![](https://hedgedoc.softwareheritage.org/uploads/upload_cdffd7a454b474e194de636d3bd9e688.png)
# Roadmap 2021
#### Version 1.0, last modified 5/4/2021
This document provides an overview of the technical roadmap of Software Heritage for 2021
[toc]
----
Links:
- [Kanban board](https://forge.softwareheritage.org/project/board/160/query/all/)
----
## Collect
### Faster and more reliable save code now
**tags:** openscience
**task:** [T3082](https://forge.softwareheritage.org/T3082)
**lead:** ardumont
**effort:** 1 PM
- set up dedicated fast track pipeline for save code now
- improve save code now monitoring (user and admin)
### Improve deposit integration, management and display
**tags:** openscience
**task:** [T3128](https://forge.softwareheritage.org/T3128)
**lead:** moranegg
**effort:** 3 PM
Includes work for:
- full invenioRDM integration [T2344](https://forge.softwareheritage.org/T2344)
- metadata only deposit [T2540](https://forge.softwareheritage.org/T2540)
### Save forge now
**tags:** expand
**task:** [T1538](https://forge.softwareheritage.org/T1538)
**lead:** ardumont
**effort:** 1 PM
- tooling & process
### Admin tooling for takedown notices (URLs)
**tags:** contract, compliance
**task:** [T3087](https://forge.softwareheritage.org/T3087)
**lead:** anlambert
**effort:** 2 PM
- admin interface
- journal of operations
- web page with list of accepted TDN
----
## Preserve
### Complete and up-to-date archive copy on S3
**tags:** stability
**task:** [T3085](https://forge.softwareheritage.org/T3085)
**lead:** douardda
**effort:** 1 PM
- live update of the objects
- regular dumps of the (anonymized) Merkle graph
### Scale-out graph storage in production
**tags:** scalability
**task:** [T2214](https://forge.softwareheritage.org/T2214)
**lead:** vlorentz
**effort:** 3 PM
- post-Postgres database
- Cassandra: [T1892](https://forge.softwareheritage.org/T1892) (*maybe with external help*)
### Scale-out object storage prototype
**tags:** stability, scalability, *externalized*
**task:** [T3054](https://forge.softwareheritage.org/T3054)

=====

Requirement A:
Answer these questions from the Software Heritage 2021 roadmap:
(i) Who is the lead for "Save forge now"?
(ii) What effort is estimated for "Improve deposit integration, management and display"?
(iii) Which task number is assigned to "Complete and up-to-date archive copy on S3"?
Requirement B: Pick up the Software Heritage 2021 roadmap at the point where it ends and continue writing it.

=====

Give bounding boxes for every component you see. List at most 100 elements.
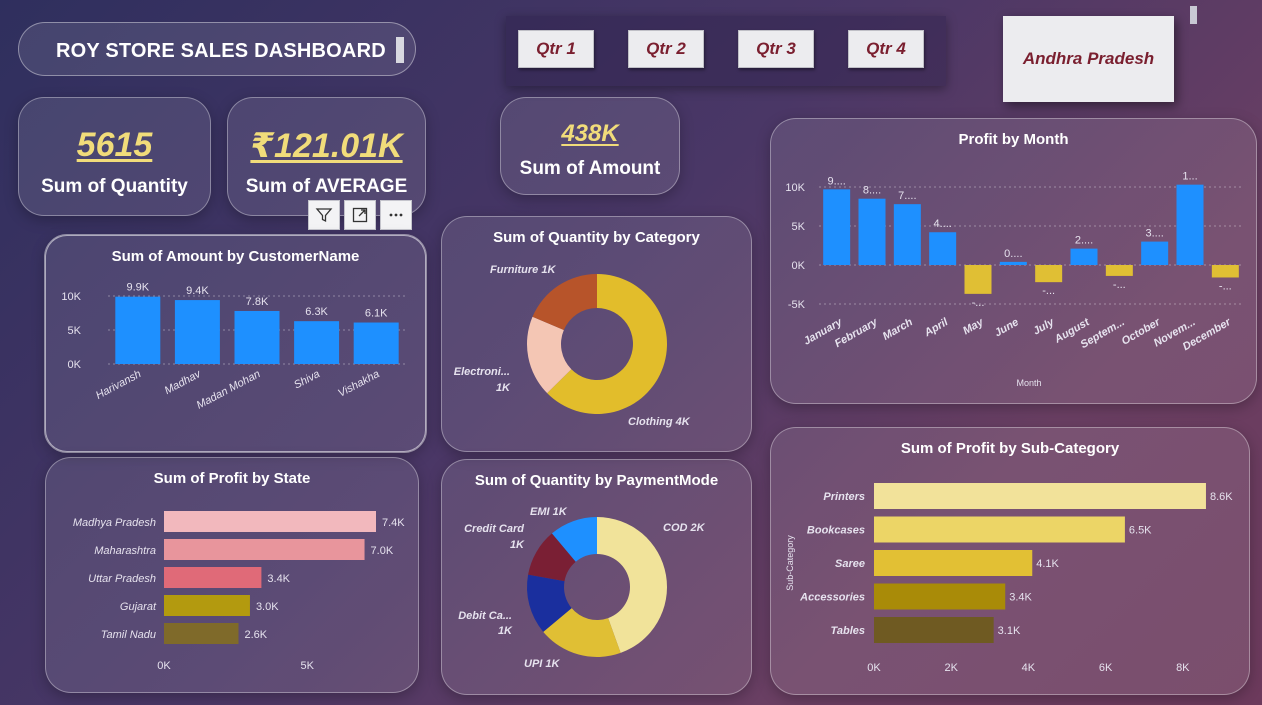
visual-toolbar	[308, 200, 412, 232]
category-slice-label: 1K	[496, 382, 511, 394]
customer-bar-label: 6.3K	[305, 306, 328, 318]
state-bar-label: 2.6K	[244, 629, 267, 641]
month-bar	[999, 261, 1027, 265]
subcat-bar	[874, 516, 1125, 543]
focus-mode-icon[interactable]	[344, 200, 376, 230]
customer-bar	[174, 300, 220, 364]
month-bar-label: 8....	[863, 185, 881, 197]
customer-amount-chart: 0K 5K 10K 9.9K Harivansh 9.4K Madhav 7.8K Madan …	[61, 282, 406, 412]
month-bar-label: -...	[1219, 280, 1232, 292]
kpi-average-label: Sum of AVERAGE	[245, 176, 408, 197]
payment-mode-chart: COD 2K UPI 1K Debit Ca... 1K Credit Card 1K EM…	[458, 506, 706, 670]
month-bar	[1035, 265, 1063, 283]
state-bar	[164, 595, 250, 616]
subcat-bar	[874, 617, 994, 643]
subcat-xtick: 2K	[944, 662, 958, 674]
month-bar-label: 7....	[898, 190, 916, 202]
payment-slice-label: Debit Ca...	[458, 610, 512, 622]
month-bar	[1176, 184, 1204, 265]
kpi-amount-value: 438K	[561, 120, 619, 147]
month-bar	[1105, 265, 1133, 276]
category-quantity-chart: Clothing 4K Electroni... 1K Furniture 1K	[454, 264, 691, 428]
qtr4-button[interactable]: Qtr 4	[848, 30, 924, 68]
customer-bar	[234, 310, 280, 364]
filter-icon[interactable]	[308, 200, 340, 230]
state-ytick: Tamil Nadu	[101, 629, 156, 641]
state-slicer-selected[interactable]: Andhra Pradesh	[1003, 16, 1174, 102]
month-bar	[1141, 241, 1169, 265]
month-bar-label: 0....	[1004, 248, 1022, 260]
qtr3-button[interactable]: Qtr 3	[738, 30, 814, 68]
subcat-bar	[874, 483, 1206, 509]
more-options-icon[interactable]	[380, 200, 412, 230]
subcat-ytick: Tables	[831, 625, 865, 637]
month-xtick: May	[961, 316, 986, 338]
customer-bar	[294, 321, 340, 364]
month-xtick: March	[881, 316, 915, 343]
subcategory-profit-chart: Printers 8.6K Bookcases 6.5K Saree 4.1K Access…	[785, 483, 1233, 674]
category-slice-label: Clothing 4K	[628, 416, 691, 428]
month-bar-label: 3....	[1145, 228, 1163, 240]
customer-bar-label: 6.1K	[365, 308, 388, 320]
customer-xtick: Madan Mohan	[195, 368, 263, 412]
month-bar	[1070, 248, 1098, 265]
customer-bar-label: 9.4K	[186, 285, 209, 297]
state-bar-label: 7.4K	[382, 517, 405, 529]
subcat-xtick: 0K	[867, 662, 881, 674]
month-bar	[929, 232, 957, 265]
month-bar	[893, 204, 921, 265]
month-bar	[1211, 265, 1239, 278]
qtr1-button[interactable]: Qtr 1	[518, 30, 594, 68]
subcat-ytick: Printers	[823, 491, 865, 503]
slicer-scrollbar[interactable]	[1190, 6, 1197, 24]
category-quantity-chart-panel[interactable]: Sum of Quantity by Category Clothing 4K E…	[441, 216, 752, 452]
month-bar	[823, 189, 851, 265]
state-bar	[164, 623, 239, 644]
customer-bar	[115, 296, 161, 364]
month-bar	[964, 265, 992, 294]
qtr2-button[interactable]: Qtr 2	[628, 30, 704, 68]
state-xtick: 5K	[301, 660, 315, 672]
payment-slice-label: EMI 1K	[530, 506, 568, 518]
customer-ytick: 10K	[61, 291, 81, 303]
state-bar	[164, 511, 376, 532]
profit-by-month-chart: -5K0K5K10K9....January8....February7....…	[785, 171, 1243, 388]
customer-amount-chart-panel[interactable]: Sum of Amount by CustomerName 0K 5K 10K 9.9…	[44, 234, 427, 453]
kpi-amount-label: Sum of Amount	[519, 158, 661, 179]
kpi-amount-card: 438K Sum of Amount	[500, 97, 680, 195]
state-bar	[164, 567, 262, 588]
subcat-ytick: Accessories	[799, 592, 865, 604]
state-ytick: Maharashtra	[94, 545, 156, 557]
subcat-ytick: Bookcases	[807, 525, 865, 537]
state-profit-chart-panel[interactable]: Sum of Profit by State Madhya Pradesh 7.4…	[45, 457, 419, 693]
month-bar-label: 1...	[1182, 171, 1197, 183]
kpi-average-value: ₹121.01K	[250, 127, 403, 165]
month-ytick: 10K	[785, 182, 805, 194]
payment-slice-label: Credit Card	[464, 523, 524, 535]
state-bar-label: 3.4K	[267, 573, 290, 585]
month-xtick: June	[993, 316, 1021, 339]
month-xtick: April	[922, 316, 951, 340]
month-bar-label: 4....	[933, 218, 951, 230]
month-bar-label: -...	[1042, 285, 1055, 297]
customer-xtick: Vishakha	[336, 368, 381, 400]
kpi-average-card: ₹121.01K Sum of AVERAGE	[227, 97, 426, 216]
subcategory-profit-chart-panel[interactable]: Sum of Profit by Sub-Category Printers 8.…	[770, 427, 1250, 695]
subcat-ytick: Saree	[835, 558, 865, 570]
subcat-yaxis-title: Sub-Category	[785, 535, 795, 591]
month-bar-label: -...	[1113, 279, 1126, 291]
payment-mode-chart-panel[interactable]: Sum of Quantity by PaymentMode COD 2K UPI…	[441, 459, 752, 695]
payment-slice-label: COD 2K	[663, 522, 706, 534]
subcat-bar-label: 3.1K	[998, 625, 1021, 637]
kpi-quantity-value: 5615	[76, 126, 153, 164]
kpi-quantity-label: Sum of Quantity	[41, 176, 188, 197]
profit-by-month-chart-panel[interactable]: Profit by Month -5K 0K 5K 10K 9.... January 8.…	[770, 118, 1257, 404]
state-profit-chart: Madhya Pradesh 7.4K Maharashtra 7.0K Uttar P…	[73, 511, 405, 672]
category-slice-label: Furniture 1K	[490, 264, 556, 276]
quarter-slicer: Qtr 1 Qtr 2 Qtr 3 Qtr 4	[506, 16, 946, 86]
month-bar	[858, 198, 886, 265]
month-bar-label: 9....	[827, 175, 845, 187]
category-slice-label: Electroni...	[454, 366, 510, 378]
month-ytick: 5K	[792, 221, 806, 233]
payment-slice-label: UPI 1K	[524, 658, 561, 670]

=====

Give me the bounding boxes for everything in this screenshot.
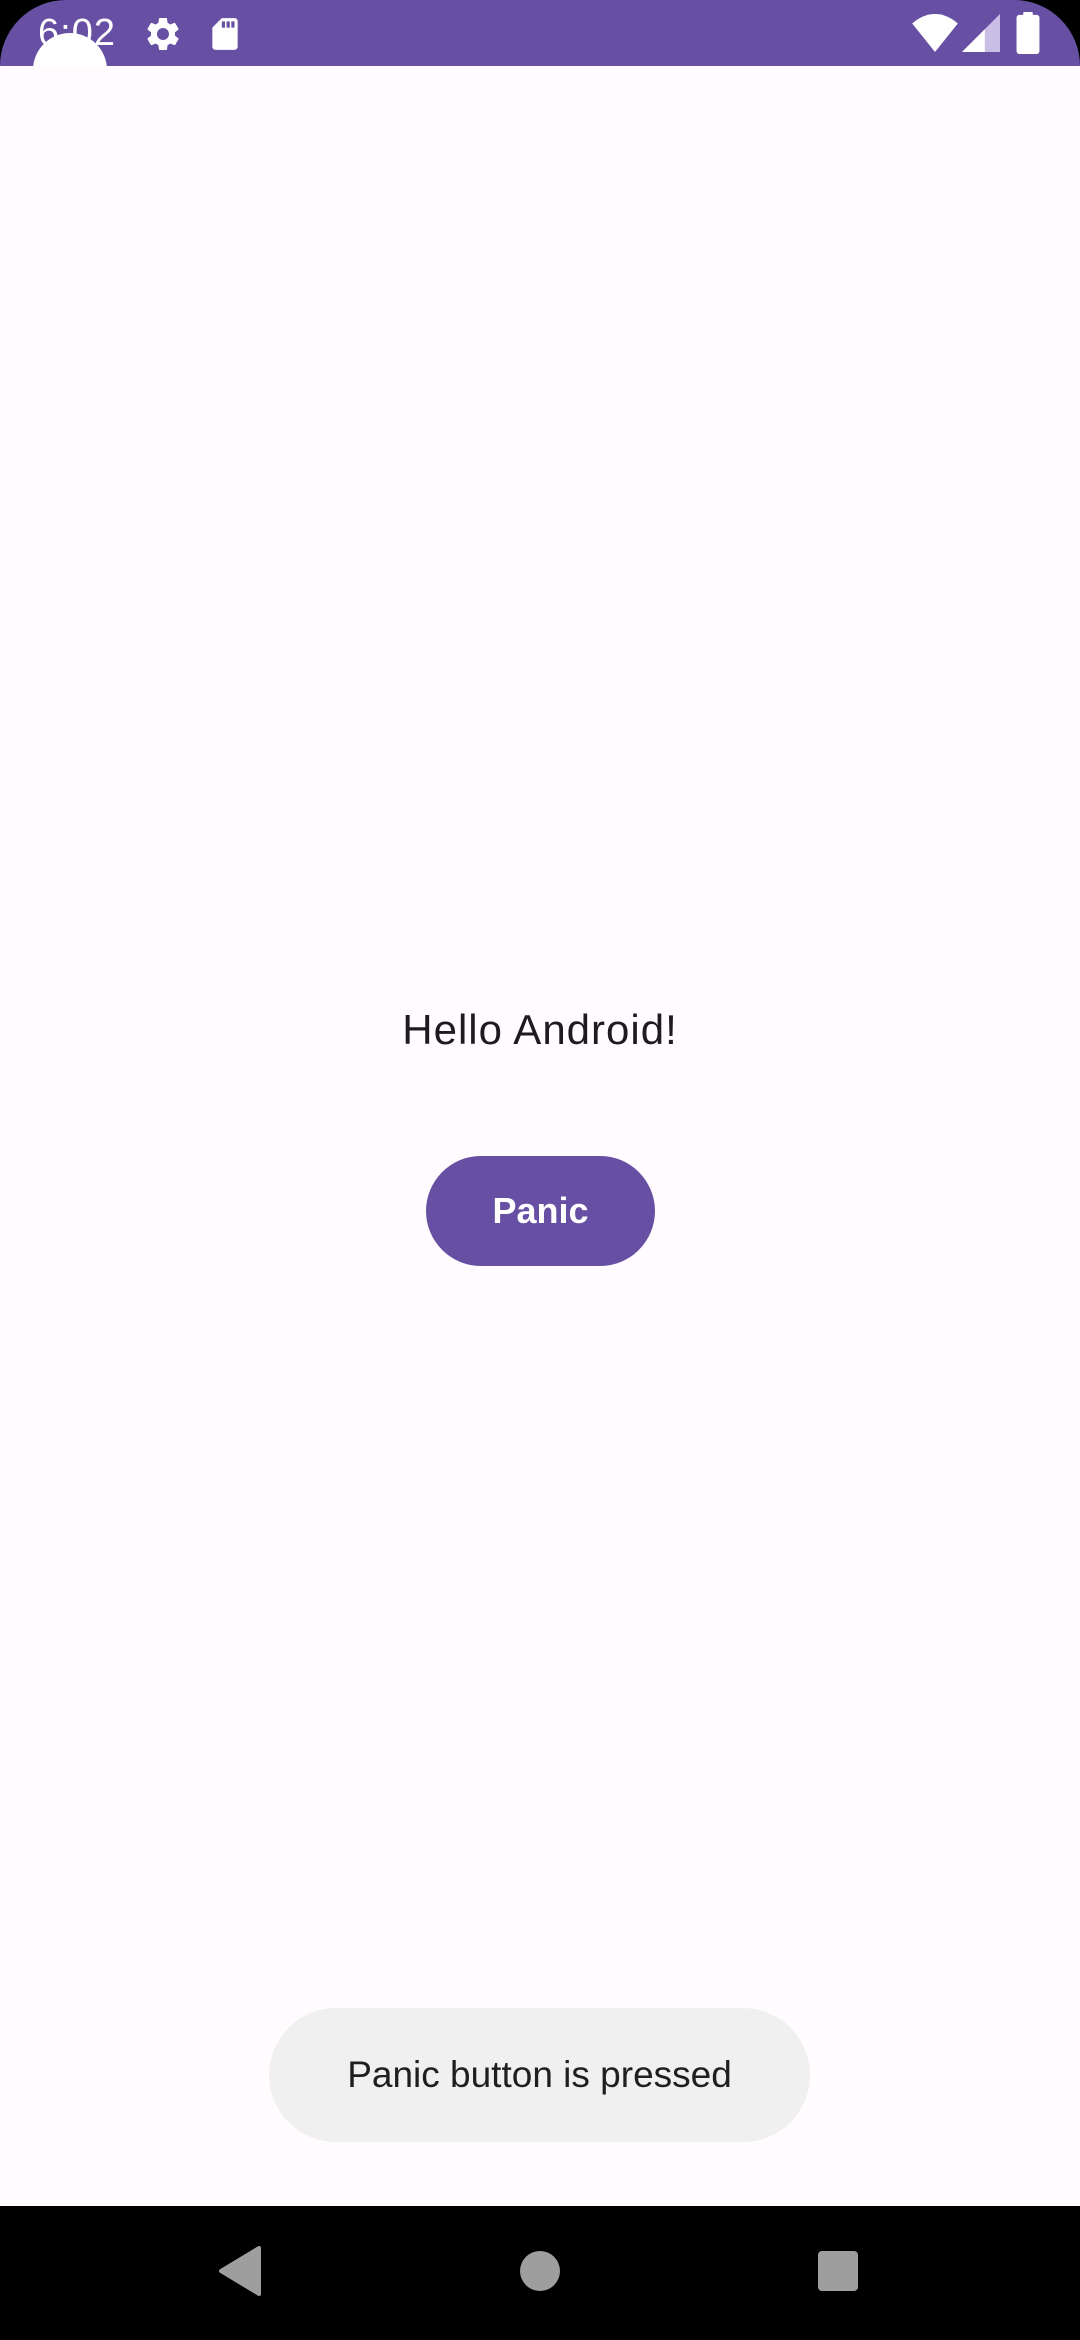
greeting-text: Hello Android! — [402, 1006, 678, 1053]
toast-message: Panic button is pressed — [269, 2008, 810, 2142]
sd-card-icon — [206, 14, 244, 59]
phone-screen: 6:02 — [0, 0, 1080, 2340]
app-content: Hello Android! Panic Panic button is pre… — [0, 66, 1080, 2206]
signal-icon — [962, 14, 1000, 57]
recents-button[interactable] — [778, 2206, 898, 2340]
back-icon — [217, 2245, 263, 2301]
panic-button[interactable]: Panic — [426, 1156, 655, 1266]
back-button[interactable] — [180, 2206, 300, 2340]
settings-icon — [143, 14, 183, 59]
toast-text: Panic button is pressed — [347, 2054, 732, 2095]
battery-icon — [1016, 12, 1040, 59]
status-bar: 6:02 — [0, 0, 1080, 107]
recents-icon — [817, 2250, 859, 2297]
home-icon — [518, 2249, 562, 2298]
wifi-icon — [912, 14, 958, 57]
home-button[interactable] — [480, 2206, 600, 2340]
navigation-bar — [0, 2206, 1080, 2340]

=====

Final answer A:
(i) ardumont
(ii) 3 PM
(iii) T3085

Final answer B:
**lead:** dachary
**effort:** 3 PM
### Cold storage archive in Vitam instance at CINES
**tags:** contract
**task:** [T3113](https://forge.softwareheritage.org/T3113)
**lead:** douardda
**effort:** 4 PM
### Mirrors
**tags:** stability, scalability
**depends:** scale-out object storage
**task:** [T3116](https://forge.softwareheritage.org/T3116)
**lead:** douardda
**effort:** 3 PM
- get up and running at least one mirror
### SWHID v2
**tags:** stability, evolution, datamodel
**task:** [T3134](https://forge.softwareheritage.org/T3134)
**lead:** zack
**effort:** 6 PM
- complete on paper spec
- align with new git hashes
- including migration plan from v1
- understand impact on internal microservice architecture
- keep correspondence with v1 (there may be multiple v2 for one v1!)
- reviewed by crypto experts
### Integrity
**tags:** stability, reliability
**task:** [T3135](https://forge.softwareheritage.org/T3135)
**lead:** olasd
**effort:** 2 PM
- making sure objects aren't corrupted before insertion [T399](https://forge.softwareheritage.org/T399)
- ... and that existing ones aren't [T75](https://forge.softwareheritage.org/T75), and recheck from time to time
----
## Share
### swh-graph in production
**tags:** scalability
**task:** [T2220](https://forge.softwareheritage.org/T2220)
**lead:** zack
**effort:** 2 PM
### Efficient and reliable Vault download
**tags:** stability
**task:** [T3096](https://forge.softwareheritage.org/T3096)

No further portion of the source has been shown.